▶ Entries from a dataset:
#####
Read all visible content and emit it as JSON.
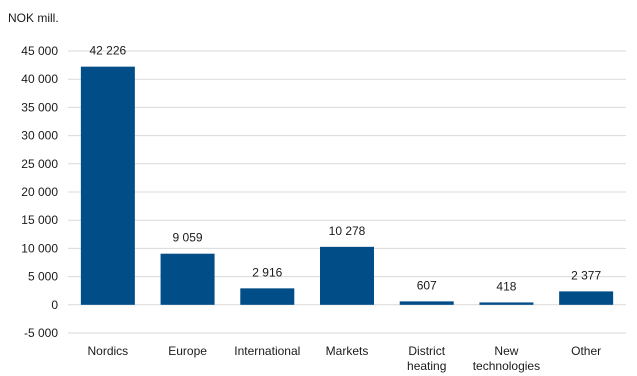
{
  "chart_data": {
    "type": "bar",
    "ylabel": "NOK mill.",
    "categories": [
      [
        "Nordics"
      ],
      [
        "Europe"
      ],
      [
        "International"
      ],
      [
        "Markets"
      ],
      [
        "District",
        "heating"
      ],
      [
        "New",
        "technologies"
      ],
      [
        "Other"
      ]
    ],
    "values": [
      42226,
      9059,
      2916,
      10278,
      607,
      418,
      2377
    ],
    "value_labels": [
      "42 226",
      "9 059",
      "2 916",
      "10 278",
      "607",
      "418",
      "2 377"
    ],
    "ylim": [
      -5000,
      45000
    ],
    "yticks": [
      -5000,
      0,
      5000,
      10000,
      15000,
      20000,
      25000,
      30000,
      35000,
      40000,
      45000
    ],
    "ytick_labels": [
      "-5 000",
      "0",
      "5 000",
      "10 000",
      "15 000",
      "20 000",
      "25 000",
      "30 000",
      "35 000",
      "40 000",
      "45 000"
    ],
    "grid": true,
    "bar_color": "#004d87",
    "grid_color": "#d9d9d9"
  }
}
#####
▶ Written request: Every record above should come back exactly, but without its pictures.

▶ Exercise result:
Read all visible content and emit it as JSON.
{
  "chart_data": {
    "type": "bar",
    "ylabel": "NOK mill.",
    "categories": [
      [
        "Nordics"
      ],
      [
        "Europe"
      ],
      [
        "International"
      ],
      [
        "Markets"
      ],
      [
        "District",
        "heating"
      ],
      [
        "New",
        "technologies"
      ],
      [
        "Other"
      ]
    ],
    "values": [
      42226,
      9059,
      2916,
      10278,
      607,
      418,
      2377
    ],
    "value_labels": [
      "42 226",
      "9 059",
      "2 916",
      "10 278",
      "607",
      "418",
      "2 377"
    ],
    "ylim": [
      -5000,
      45000
    ],
    "yticks": [
      -5000,
      0,
      5000,
      10000,
      15000,
      20000,
      25000,
      30000,
      35000,
      40000,
      45000
    ],
    "ytick_labels": [
      "-5 000",
      "0",
      "5 000",
      "10 000",
      "15 000",
      "20 000",
      "25 000",
      "30 000",
      "35 000",
      "40 000",
      "45 000"
    ],
    "grid": true,
    "bar_color": "#004d87",
    "grid_color": "#d9d9d9"
  }
}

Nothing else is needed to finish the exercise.